>>>
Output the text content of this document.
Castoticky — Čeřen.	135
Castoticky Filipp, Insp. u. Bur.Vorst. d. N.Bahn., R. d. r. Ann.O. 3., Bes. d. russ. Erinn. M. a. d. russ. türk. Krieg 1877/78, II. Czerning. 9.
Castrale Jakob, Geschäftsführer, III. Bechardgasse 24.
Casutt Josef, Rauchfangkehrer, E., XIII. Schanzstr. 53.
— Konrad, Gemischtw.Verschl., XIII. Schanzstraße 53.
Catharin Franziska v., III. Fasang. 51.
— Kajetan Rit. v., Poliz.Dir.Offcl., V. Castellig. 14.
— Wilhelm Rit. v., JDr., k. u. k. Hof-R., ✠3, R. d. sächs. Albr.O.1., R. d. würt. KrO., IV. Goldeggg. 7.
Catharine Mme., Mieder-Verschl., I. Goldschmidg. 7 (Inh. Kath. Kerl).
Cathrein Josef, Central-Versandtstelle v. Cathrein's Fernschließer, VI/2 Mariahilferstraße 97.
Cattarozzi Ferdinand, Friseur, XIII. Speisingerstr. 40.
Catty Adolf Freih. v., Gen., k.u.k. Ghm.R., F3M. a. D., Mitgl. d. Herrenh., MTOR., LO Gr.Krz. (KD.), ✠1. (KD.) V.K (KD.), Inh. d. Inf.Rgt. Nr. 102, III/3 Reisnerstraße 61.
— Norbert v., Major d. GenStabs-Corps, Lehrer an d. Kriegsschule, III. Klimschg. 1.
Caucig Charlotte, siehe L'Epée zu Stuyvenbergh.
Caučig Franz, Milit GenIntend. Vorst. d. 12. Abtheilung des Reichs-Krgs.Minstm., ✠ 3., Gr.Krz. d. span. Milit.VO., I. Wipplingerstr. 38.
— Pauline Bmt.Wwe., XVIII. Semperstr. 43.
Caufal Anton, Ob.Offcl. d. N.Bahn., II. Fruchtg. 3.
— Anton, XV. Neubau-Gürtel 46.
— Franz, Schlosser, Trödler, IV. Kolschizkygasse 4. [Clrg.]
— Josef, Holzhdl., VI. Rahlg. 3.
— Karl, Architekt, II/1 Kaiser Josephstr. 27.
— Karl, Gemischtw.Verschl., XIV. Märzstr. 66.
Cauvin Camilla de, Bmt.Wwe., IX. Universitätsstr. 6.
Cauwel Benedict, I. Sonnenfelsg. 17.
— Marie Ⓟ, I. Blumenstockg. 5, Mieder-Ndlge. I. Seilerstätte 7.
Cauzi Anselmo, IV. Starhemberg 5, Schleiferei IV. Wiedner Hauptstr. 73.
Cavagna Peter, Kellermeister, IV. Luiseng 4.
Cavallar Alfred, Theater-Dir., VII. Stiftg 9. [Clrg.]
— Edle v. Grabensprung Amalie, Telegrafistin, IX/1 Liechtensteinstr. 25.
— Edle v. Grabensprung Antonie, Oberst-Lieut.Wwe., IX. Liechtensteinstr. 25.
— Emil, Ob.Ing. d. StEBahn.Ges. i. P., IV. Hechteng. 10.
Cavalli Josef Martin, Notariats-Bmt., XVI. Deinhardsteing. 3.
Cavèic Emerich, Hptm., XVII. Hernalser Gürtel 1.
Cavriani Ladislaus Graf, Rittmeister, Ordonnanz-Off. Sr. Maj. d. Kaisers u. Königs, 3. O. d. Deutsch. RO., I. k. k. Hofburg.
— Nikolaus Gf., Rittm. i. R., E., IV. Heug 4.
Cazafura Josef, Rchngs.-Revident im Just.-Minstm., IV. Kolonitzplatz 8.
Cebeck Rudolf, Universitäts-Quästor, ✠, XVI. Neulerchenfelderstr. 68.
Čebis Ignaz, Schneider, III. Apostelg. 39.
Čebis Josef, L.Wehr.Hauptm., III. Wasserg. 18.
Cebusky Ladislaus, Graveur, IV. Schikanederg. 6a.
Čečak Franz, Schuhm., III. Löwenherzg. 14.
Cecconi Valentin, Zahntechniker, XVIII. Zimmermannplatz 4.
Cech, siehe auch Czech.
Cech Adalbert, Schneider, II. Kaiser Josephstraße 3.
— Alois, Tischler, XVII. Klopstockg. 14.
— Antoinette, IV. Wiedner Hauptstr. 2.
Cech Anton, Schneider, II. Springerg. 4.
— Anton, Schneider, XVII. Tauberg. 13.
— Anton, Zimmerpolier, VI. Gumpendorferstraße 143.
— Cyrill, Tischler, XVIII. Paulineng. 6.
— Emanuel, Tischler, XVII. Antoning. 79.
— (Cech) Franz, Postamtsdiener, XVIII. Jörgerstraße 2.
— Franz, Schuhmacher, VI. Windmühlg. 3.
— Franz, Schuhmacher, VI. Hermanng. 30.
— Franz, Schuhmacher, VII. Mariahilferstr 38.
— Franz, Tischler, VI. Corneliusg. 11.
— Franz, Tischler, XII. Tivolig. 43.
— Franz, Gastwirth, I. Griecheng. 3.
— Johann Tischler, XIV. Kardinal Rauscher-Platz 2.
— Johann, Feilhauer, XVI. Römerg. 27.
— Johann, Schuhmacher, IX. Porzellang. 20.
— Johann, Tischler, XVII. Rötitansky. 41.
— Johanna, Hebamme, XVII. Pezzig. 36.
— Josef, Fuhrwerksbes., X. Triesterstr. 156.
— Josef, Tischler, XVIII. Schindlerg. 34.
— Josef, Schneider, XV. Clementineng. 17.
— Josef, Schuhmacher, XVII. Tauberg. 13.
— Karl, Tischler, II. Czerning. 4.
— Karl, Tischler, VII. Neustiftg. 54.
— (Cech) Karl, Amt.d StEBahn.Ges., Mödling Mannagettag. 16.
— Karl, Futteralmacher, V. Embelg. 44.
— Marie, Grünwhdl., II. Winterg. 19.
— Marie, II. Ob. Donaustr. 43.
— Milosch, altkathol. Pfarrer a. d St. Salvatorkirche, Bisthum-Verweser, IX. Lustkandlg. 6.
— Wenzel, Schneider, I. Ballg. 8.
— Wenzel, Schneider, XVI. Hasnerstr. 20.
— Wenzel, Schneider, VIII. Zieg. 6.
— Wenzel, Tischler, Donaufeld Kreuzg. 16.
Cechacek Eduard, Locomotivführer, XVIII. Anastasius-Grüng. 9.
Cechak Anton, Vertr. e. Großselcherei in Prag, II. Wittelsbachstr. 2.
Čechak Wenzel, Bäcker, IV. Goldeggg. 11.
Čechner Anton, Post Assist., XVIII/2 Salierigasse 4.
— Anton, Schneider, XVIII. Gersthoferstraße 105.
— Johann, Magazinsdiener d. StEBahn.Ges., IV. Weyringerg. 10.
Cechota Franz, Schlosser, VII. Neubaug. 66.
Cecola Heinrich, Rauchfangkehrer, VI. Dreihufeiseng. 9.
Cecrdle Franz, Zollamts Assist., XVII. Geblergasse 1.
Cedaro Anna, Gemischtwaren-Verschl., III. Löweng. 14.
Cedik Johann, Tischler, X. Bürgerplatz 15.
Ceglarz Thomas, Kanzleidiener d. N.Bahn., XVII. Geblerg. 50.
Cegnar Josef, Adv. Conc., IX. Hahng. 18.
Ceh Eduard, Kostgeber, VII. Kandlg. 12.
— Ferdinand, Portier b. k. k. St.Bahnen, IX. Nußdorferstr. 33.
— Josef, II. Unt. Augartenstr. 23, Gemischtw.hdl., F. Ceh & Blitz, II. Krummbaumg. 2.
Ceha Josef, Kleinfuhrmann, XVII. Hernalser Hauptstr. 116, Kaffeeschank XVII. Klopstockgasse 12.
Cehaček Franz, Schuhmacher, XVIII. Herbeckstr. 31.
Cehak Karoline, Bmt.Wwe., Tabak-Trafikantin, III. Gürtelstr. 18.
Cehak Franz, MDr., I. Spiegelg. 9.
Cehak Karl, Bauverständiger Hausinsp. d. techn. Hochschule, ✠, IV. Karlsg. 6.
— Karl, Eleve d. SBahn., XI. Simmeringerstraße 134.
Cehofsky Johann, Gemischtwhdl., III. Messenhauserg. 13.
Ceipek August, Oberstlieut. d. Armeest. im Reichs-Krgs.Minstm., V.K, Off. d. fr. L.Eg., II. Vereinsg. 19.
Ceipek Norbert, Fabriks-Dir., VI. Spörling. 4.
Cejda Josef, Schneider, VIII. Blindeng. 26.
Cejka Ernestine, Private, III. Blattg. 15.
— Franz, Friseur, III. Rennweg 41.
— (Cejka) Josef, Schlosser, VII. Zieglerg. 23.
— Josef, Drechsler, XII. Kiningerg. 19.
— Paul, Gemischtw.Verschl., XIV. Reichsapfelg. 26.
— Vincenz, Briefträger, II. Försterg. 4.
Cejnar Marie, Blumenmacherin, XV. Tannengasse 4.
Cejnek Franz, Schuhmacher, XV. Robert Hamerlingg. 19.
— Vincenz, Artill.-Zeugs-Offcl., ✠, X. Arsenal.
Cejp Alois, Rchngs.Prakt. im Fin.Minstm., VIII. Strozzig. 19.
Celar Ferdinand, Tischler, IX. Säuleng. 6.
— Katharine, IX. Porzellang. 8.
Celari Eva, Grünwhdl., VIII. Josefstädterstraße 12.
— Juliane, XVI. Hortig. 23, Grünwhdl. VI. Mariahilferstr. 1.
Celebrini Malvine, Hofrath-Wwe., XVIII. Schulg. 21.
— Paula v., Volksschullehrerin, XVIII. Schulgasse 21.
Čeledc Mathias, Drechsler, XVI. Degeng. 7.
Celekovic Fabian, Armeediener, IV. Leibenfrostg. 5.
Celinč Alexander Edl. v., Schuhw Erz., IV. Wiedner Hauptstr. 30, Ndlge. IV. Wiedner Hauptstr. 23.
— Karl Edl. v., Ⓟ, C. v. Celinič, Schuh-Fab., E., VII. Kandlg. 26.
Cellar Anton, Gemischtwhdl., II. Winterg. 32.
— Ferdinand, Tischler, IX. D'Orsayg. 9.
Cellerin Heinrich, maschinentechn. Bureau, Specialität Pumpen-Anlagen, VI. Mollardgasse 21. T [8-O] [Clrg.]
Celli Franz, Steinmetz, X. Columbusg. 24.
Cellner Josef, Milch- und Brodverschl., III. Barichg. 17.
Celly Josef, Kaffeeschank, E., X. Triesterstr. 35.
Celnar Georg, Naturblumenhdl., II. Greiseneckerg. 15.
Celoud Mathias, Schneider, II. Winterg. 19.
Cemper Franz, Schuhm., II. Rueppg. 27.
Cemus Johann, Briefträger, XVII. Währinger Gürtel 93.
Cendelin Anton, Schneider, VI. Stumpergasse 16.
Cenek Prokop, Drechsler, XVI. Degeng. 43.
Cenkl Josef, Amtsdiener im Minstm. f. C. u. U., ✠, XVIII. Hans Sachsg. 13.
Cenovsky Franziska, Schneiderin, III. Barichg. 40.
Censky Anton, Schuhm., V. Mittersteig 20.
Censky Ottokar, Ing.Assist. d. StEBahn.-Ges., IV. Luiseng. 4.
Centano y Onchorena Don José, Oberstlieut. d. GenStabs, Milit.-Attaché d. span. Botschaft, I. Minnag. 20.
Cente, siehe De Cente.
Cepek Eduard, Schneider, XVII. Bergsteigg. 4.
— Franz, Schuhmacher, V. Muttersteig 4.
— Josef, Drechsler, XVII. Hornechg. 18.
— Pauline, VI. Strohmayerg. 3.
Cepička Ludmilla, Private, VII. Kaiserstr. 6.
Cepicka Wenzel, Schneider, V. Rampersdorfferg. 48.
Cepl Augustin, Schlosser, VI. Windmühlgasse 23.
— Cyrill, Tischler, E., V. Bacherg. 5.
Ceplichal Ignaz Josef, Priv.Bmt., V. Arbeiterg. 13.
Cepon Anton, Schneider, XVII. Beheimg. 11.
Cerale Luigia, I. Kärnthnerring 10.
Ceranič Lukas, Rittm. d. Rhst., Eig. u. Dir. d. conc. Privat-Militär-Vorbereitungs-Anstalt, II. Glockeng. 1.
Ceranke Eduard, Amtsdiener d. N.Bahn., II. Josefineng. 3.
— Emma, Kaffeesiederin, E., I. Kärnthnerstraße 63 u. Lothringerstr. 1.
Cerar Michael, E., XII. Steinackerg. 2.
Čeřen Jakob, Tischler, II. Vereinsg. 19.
<<<
### Work required
Every line containing the string "Schuhmacher" must be listed.

### Answer to this exercise
— Franz, Schuhmacher, VI. Windmühlg. 3.
— Franz, Schuhmacher, VI. Hermanng. 30.
— Franz, Schuhmacher, VII. Mariahilferstr 38.
— Johann, Schuhmacher, IX. Porzellang. 20.
— Josef, Schuhmacher, XVII. Tauberg. 13.
Cehaček Franz, Schuhmacher, XVIII. Herbeckstr. 31.
Cejnek Franz, Schuhmacher, XV. Robert Hamerlingg. 19.
— Franz, Schuhmacher, V. Muttersteig 4.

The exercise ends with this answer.